Extracted data entries:
[Begin]
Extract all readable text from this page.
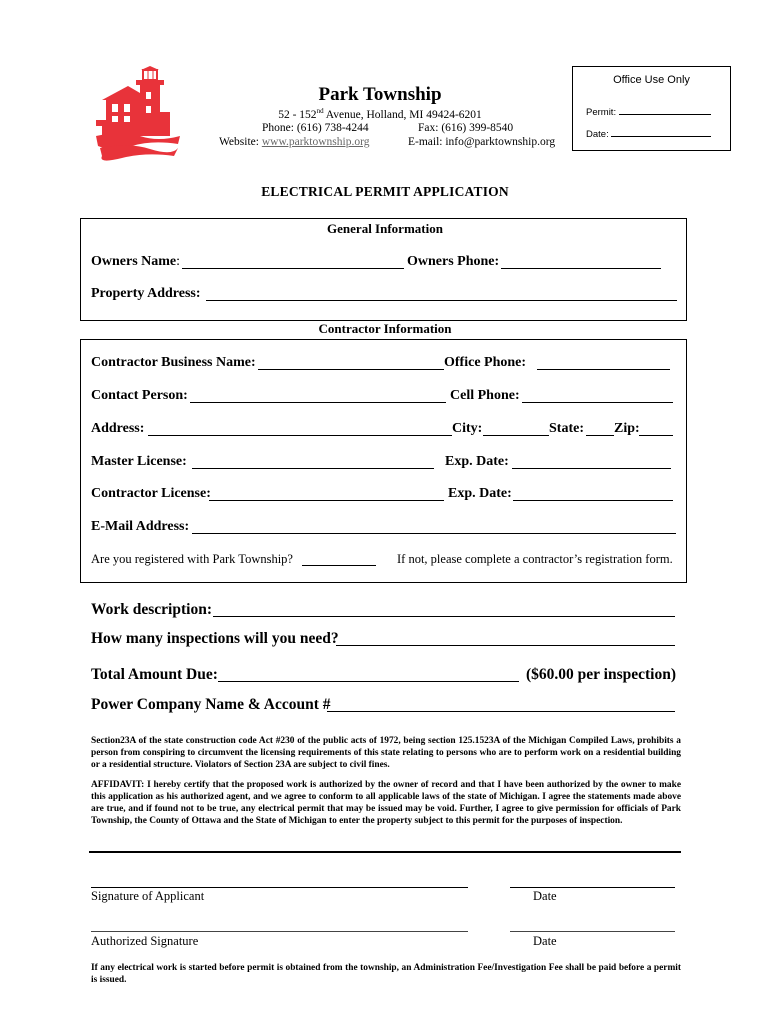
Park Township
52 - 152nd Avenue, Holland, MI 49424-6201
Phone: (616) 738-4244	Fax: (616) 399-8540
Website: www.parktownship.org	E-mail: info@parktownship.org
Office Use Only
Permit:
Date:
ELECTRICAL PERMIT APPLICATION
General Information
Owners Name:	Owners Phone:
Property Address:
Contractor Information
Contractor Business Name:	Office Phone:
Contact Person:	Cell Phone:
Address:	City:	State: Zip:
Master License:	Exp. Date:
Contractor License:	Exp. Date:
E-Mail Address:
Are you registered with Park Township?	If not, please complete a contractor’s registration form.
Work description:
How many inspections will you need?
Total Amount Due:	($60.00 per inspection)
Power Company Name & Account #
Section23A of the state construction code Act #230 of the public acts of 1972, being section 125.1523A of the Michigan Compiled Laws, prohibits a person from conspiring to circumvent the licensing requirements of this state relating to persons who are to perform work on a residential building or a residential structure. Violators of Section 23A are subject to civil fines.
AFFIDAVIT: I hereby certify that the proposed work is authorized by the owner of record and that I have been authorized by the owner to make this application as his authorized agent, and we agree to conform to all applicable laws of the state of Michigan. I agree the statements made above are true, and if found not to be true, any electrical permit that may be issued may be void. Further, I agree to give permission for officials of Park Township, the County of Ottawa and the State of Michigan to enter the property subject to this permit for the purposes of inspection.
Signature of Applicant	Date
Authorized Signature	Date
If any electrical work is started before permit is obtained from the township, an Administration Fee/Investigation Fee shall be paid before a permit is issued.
[End]
**Short exercise**
Output every entry word for word, but omit the pictures.

**Answer to this task**
Extract all readable text from this page.
Park Township
52 - 152nd Avenue, Holland, MI 49424-6201
Phone: (616) 738-4244	Fax: (616) 399-8540
Website: www.parktownship.org	E-mail: info@parktownship.org
Office Use Only
Permit:
Date:
ELECTRICAL PERMIT APPLICATION
General Information
Owners Name:	Owners Phone:
Property Address:
Contractor Information
Contractor Business Name:	Office Phone:
Contact Person:	Cell Phone:
Address:	City:	State: Zip:
Master License:	Exp. Date:
Contractor License:	Exp. Date:
E-Mail Address:
Are you registered with Park Township?	If not, please complete a contractor’s registration form.
Work description:
How many inspections will you need?
Total Amount Due:	($60.00 per inspection)
Power Company Name & Account #
Section23A of the state construction code Act #230 of the public acts of 1972, being section 125.1523A of the Michigan Compiled Laws, prohibits a person from conspiring to circumvent the licensing requirements of this state relating to persons who are to perform work on a residential building or a residential structure. Violators of Section 23A are subject to civil fines.
AFFIDAVIT: I hereby certify that the proposed work is authorized by the owner of record and that I have been authorized by the owner to make this application as his authorized agent, and we agree to conform to all applicable laws of the state of Michigan. I agree the statements made above are true, and if found not to be true, any electrical permit that may be issued may be void. Further, I agree to give permission for officials of Park Township, the County of Ottawa and the State of Michigan to enter the property subject to this permit for the purposes of inspection.
Signature of Applicant	Date
Authorized Signature	Date
If any electrical work is started before permit is obtained from the township, an Administration Fee/Investigation Fee shall be paid before a permit is issued.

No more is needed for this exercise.